**What the task asks:**
Without the images, write out all of the following entries exactly.

[start Information supplied]

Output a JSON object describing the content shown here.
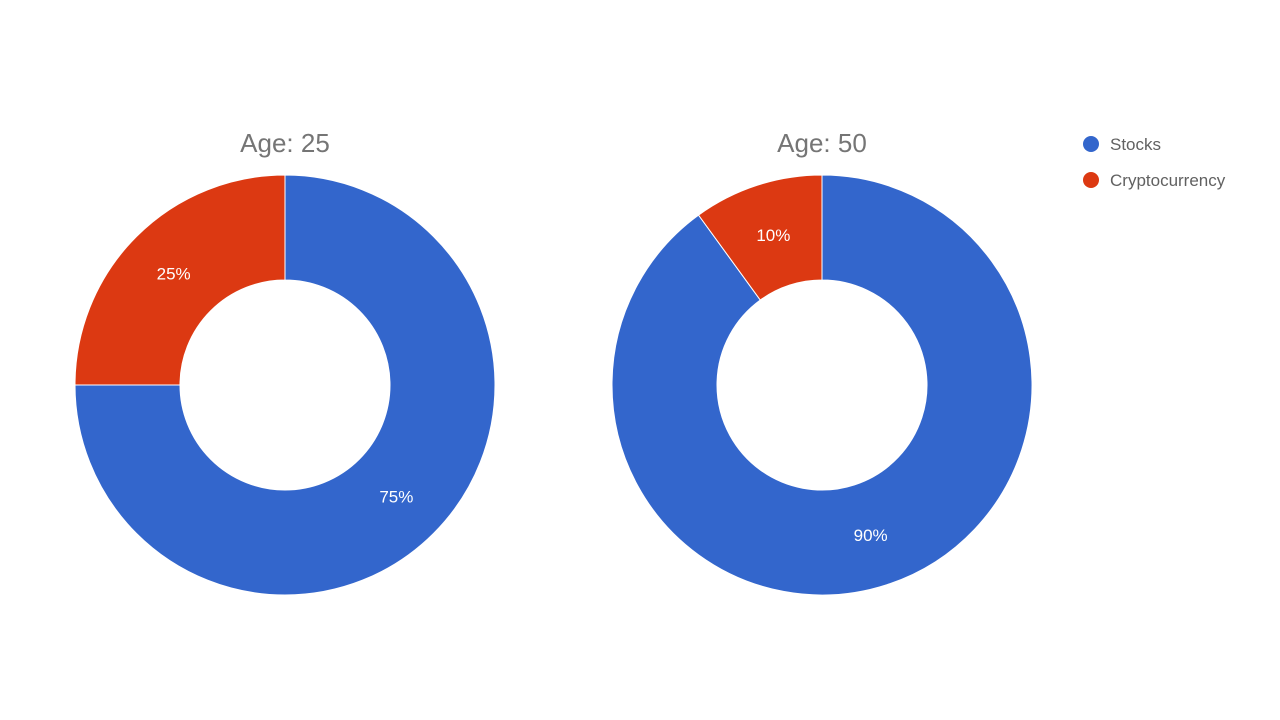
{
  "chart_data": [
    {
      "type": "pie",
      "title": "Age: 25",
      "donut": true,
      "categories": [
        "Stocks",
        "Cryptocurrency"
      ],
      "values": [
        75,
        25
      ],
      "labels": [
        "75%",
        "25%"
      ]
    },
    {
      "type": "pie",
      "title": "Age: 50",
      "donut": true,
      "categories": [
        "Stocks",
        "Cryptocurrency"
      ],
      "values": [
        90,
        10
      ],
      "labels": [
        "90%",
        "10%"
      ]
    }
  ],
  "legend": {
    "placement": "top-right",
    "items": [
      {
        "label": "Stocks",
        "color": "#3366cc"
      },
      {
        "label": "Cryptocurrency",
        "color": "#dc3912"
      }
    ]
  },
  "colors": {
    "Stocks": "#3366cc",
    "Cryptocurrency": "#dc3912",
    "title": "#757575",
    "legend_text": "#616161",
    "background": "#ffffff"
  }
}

[end Information supplied]

**Solution for this problem:**
Output a JSON object describing the content shown here.
{
  "chart_data": [
    {
      "type": "pie",
      "title": "Age: 25",
      "donut": true,
      "categories": [
        "Stocks",
        "Cryptocurrency"
      ],
      "values": [
        75,
        25
      ],
      "labels": [
        "75%",
        "25%"
      ]
    },
    {
      "type": "pie",
      "title": "Age: 50",
      "donut": true,
      "categories": [
        "Stocks",
        "Cryptocurrency"
      ],
      "values": [
        90,
        10
      ],
      "labels": [
        "90%",
        "10%"
      ]
    }
  ],
  "legend": {
    "placement": "top-right",
    "items": [
      {
        "label": "Stocks",
        "color": "#3366cc"
      },
      {
        "label": "Cryptocurrency",
        "color": "#dc3912"
      }
    ]
  },
  "colors": {
    "Stocks": "#3366cc",
    "Cryptocurrency": "#dc3912",
    "title": "#757575",
    "legend_text": "#616161",
    "background": "#ffffff"
  }
}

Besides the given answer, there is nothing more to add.